▶ _Objetivo da tarefa_: Copie sem nenhuma alteração o trecho que vai do início dos registros até a linha que contém "photograph-industrial-building-icon <box>1385 231", incluindo as duas extremidades.

-----

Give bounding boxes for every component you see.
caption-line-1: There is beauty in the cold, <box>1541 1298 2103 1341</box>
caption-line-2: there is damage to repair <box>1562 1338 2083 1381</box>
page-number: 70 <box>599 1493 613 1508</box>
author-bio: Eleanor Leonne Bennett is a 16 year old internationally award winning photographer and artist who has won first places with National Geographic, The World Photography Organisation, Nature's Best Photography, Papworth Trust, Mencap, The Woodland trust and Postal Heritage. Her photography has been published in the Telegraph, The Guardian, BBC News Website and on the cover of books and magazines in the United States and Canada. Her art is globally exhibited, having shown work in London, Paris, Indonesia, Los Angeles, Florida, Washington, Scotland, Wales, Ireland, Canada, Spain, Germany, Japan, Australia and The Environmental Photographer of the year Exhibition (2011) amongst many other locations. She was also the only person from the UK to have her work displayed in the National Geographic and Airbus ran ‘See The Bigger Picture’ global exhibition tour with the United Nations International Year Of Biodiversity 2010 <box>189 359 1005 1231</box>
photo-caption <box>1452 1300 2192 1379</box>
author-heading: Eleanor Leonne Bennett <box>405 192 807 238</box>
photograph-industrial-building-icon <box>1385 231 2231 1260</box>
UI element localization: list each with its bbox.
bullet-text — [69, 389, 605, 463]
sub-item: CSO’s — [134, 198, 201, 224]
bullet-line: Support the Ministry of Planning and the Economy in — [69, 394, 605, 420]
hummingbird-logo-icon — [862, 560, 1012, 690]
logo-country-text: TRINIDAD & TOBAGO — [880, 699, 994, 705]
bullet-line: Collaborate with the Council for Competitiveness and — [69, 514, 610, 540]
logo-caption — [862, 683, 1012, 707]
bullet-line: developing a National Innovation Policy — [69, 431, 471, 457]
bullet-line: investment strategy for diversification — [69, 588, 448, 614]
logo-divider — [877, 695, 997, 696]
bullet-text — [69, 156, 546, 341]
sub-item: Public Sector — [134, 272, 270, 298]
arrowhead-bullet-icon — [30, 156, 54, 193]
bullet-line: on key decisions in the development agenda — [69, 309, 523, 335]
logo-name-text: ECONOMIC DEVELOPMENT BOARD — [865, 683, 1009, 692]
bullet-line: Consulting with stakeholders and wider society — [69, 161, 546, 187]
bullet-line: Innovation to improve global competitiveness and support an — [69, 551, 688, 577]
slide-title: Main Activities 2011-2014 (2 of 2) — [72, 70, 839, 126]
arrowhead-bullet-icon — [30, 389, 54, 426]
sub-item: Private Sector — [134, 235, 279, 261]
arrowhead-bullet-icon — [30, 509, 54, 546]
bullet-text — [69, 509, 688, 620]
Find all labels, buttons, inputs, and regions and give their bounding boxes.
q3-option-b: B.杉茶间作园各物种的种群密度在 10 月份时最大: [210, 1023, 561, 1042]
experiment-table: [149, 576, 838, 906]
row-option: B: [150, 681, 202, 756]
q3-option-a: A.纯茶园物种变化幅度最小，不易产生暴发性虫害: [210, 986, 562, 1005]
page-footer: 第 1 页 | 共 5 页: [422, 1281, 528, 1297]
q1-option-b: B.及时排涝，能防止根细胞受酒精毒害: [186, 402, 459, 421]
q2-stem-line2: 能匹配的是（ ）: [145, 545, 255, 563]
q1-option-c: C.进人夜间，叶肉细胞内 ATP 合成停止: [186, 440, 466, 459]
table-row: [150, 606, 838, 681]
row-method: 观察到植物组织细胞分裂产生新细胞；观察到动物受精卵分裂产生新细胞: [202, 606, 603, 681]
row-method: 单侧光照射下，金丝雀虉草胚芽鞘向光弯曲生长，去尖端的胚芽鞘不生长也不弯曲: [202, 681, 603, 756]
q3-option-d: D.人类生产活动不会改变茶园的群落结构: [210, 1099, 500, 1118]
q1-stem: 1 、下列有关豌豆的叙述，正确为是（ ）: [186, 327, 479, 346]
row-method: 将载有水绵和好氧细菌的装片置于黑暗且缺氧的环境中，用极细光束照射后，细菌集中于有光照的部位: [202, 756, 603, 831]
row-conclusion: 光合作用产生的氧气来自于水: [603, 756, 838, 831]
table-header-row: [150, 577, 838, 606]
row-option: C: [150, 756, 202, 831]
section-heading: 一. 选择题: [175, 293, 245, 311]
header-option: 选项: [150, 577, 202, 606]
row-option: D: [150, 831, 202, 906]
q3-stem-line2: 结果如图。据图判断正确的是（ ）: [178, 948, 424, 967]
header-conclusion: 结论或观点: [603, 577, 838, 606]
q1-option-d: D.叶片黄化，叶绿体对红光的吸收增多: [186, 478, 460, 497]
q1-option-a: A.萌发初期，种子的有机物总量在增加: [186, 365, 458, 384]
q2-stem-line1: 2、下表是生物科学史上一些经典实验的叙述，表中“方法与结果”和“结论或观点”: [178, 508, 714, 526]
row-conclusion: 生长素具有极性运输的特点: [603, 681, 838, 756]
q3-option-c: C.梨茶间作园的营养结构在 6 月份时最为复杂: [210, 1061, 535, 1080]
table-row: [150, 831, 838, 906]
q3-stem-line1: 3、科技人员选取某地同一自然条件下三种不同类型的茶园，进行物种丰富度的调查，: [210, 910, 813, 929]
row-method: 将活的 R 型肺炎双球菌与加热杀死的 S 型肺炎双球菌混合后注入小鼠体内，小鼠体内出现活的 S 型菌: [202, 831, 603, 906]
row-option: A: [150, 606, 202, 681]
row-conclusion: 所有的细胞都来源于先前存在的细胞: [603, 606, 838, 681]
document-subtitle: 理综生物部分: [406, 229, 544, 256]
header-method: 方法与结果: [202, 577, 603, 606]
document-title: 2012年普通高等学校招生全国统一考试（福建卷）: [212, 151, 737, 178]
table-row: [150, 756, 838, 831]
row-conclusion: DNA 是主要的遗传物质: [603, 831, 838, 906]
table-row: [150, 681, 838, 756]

-----

▶ _Resposta_:
Give bounding boxes for every component you see.
caption-line-1: There is beauty in the cold, <box>1541 1298 2103 1341</box>
caption-line-2: there is damage to repair <box>1562 1338 2083 1381</box>
page-number: 70 <box>599 1493 613 1508</box>
author-bio: Eleanor Leonne Bennett is a 16 year old internationally award winning photographer and artist who has won first places with National Geographic, The World Photography Organisation, Nature's Best Photography, Papworth Trust, Mencap, The Woodland trust and Postal Heritage. Her photography has been published in the Telegraph, The Guardian, BBC News Website and on the cover of books and magazines in the United States and Canada. Her art is globally exhibited, having shown work in London, Paris, Indonesia, Los Angeles, Florida, Washington, Scotland, Wales, Ireland, Canada, Spain, Germany, Japan, Australia and The Environmental Photographer of the year Exhibition (2011) amongst many other locations. She was also the only person from the UK to have her work displayed in the National Geographic and Airbus ran ‘See The Bigger Picture’ global exhibition tour with the United Nations International Year Of Biodiversity 2010 <box>189 359 1005 1231</box>
photo-caption <box>1452 1300 2192 1379</box>
author-heading: Eleanor Leonne Bennett <box>405 192 807 238</box>
photograph-industrial-building-icon <box>1385 231 2231 1260</box>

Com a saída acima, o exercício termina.